- [RECORDS SHOWN]:
+ + + +
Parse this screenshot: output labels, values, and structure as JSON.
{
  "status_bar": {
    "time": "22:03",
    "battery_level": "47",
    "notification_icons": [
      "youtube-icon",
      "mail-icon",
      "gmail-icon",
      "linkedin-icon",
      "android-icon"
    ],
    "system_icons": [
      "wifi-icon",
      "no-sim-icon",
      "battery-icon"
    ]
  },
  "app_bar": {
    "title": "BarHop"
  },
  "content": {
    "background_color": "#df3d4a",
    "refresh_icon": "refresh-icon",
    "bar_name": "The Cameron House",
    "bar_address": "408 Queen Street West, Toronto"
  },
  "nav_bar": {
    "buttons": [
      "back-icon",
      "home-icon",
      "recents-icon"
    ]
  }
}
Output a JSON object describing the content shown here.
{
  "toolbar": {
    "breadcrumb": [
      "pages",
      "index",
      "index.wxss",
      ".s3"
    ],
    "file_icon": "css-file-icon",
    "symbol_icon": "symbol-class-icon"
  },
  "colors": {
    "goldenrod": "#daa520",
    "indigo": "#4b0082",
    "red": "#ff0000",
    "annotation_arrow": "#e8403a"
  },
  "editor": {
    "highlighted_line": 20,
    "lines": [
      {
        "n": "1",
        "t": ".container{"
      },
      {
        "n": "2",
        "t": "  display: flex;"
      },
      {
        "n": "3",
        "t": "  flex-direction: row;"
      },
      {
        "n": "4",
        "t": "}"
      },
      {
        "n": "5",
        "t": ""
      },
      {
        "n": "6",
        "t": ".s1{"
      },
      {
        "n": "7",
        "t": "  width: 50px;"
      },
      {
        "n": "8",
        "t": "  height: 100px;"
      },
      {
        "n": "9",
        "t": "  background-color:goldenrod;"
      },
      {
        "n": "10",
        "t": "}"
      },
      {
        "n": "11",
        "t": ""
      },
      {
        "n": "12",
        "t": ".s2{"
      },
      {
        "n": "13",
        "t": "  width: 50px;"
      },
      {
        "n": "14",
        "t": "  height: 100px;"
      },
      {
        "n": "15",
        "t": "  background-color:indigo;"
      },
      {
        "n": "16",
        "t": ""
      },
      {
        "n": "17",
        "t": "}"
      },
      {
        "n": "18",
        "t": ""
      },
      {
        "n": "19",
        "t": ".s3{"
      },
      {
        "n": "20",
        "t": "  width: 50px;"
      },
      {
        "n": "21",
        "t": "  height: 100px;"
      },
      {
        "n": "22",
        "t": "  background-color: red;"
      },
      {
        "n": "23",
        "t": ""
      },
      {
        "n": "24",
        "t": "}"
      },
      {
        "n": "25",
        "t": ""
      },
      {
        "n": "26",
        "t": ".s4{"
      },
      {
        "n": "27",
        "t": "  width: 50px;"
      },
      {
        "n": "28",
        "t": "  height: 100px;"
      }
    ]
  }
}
+ + + +
- [WHAT IS BEING ASKED]:
Set down the listing above in full, please, exactly as it appears.

- [TASK OUTPUT]:
Parse this screenshot: output labels, values, and structure as JSON.
{
  "status_bar": {
    "time": "22:03",
    "battery_level": "47",
    "notification_icons": [
      "youtube-icon",
      "mail-icon",
      "gmail-icon",
      "linkedin-icon",
      "android-icon"
    ],
    "system_icons": [
      "wifi-icon",
      "no-sim-icon",
      "battery-icon"
    ]
  },
  "app_bar": {
    "title": "BarHop"
  },
  "content": {
    "background_color": "#df3d4a",
    "refresh_icon": "refresh-icon",
    "bar_name": "The Cameron House",
    "bar_address": "408 Queen Street West, Toronto"
  },
  "nav_bar": {
    "buttons": [
      "back-icon",
      "home-icon",
      "recents-icon"
    ]
  }
}
Output a JSON object describing the content shown here.
{
  "toolbar": {
    "breadcrumb": [
      "pages",
      "index",
      "index.wxss",
      ".s3"
    ],
    "file_icon": "css-file-icon",
    "symbol_icon": "symbol-class-icon"
  },
  "colors": {
    "goldenrod": "#daa520",
    "indigo": "#4b0082",
    "red": "#ff0000",
    "annotation_arrow": "#e8403a"
  },
  "editor": {
    "highlighted_line": 20,
    "lines": [
      {
        "n": "1",
        "t": ".container{"
      },
      {
        "n": "2",
        "t": "  display: flex;"
      },
      {
        "n": "3",
        "t": "  flex-direction: row;"
      },
      {
        "n": "4",
        "t": "}"
      },
      {
        "n": "5",
        "t": ""
      },
      {
        "n": "6",
        "t": ".s1{"
      },
      {
        "n": "7",
        "t": "  width: 50px;"
      },
      {
        "n": "8",
        "t": "  height: 100px;"
      },
      {
        "n": "9",
        "t": "  background-color:goldenrod;"
      },
      {
        "n": "10",
        "t": "}"
      },
      {
        "n": "11",
        "t": ""
      },
      {
        "n": "12",
        "t": ".s2{"
      },
      {
        "n": "13",
        "t": "  width: 50px;"
      },
      {
        "n": "14",
        "t": "  height: 100px;"
      },
      {
        "n": "15",
        "t": "  background-color:indigo;"
      },
      {
        "n": "16",
        "t": ""
      },
      {
        "n": "17",
        "t": "}"
      },
      {
        "n": "18",
        "t": ""
      },
      {
        "n": "19",
        "t": ".s3{"
      },
      {
        "n": "20",
        "t": "  width: 50px;"
      },
      {
        "n": "21",
        "t": "  height: 100px;"
      },
      {
        "n": "22",
        "t": "  background-color: red;"
      },
      {
        "n": "23",
        "t": ""
      },
      {
        "n": "24",
        "t": "}"
      },
      {
        "n": "25",
        "t": ""
      },
      {
        "n": "26",
        "t": ".s4{"
      },
      {
        "n": "27",
        "t": "  width: 50px;"
      },
      {
        "n": "28",
        "t": "  height: 100px;"
      }
    ]
  }
}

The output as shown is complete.